(Items listed in a dataset)
# # # #

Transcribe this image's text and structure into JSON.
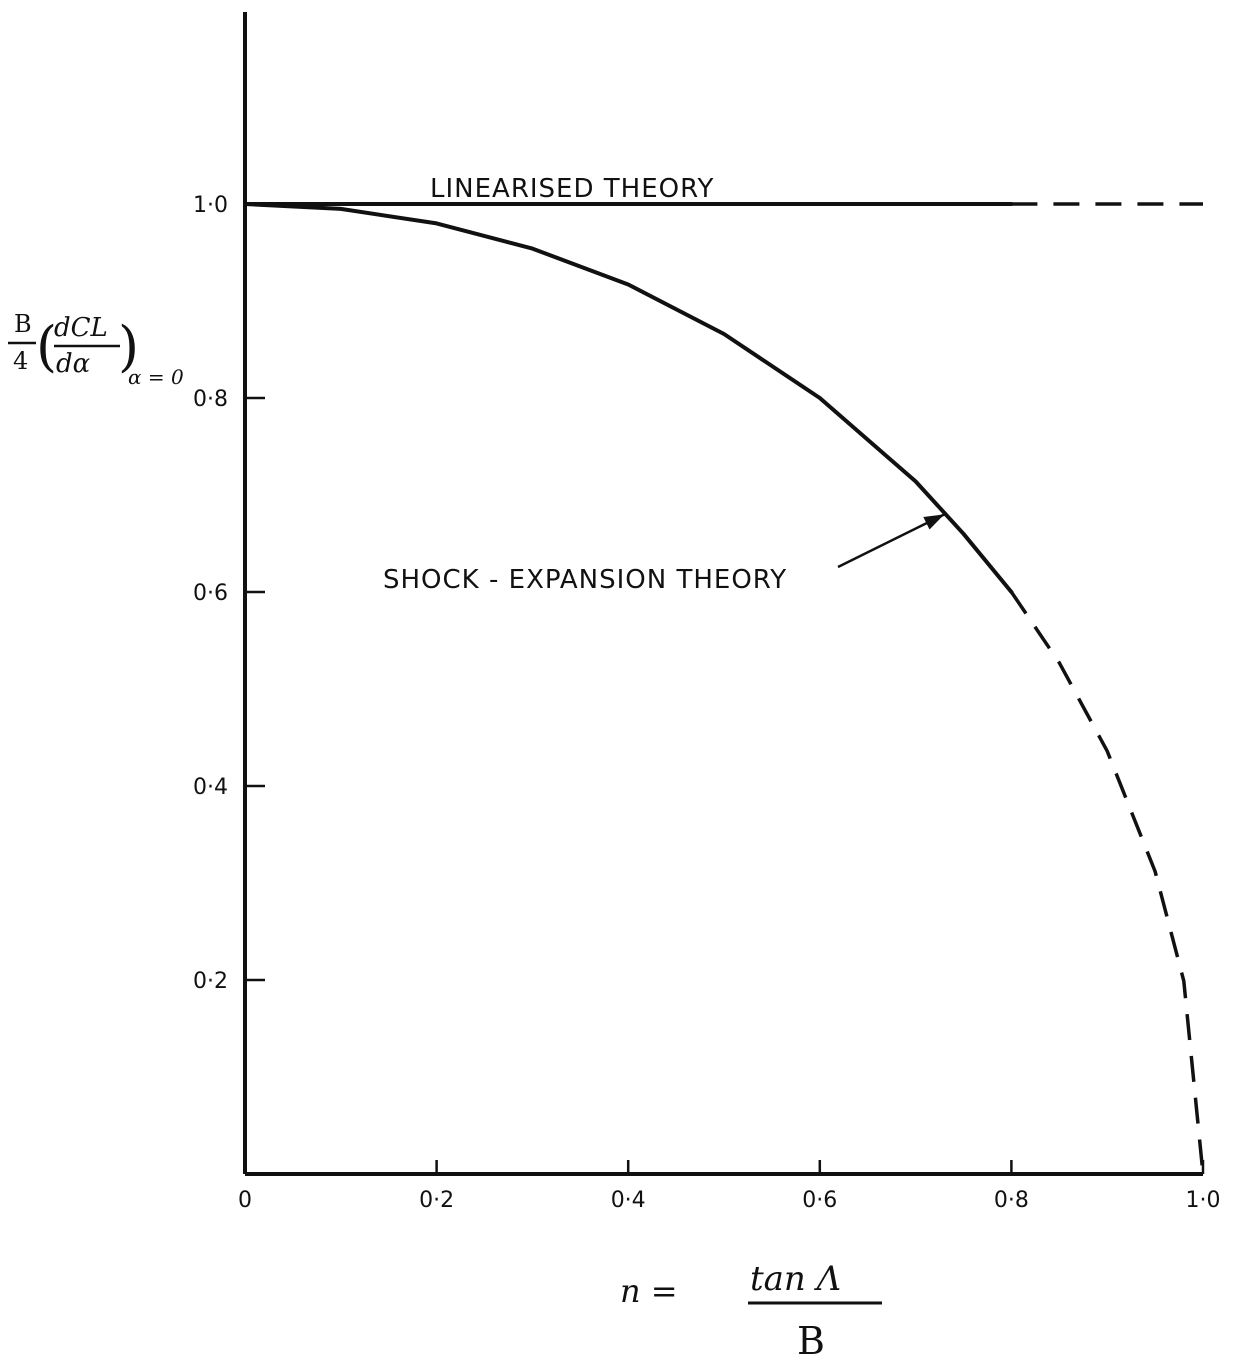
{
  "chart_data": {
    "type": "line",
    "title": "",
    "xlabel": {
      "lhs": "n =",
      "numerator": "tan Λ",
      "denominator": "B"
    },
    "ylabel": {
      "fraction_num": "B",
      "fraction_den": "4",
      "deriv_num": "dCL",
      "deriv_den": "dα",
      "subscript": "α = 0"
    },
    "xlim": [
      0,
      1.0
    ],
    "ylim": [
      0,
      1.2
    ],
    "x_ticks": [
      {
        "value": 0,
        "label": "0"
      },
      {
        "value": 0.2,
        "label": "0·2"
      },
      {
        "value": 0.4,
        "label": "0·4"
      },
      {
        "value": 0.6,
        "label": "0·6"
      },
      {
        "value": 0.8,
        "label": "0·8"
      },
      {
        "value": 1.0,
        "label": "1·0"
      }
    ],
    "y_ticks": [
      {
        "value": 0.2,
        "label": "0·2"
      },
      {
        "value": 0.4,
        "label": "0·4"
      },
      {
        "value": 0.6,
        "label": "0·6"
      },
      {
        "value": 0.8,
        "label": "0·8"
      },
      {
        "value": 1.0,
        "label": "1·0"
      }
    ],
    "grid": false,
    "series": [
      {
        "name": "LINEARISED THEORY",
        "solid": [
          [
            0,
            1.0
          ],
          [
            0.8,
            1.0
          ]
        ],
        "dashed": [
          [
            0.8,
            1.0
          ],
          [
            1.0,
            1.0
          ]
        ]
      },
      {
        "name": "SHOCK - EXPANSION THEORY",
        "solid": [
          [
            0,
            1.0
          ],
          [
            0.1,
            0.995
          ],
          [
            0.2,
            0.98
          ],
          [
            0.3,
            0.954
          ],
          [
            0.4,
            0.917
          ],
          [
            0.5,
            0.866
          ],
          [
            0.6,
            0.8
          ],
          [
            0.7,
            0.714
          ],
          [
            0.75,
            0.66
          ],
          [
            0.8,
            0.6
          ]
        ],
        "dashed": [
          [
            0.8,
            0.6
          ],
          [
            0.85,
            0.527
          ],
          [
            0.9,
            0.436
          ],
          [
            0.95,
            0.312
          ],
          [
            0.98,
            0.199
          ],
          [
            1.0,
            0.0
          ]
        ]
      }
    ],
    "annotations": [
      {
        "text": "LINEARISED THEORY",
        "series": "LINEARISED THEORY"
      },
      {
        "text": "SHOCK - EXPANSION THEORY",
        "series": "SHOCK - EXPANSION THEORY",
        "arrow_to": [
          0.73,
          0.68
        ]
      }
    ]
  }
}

# # # #

▶ [Prompt] Figure out how many lines of the data above include "THEORY", then give the number and nothing more.

▶ [Reply to the task] 6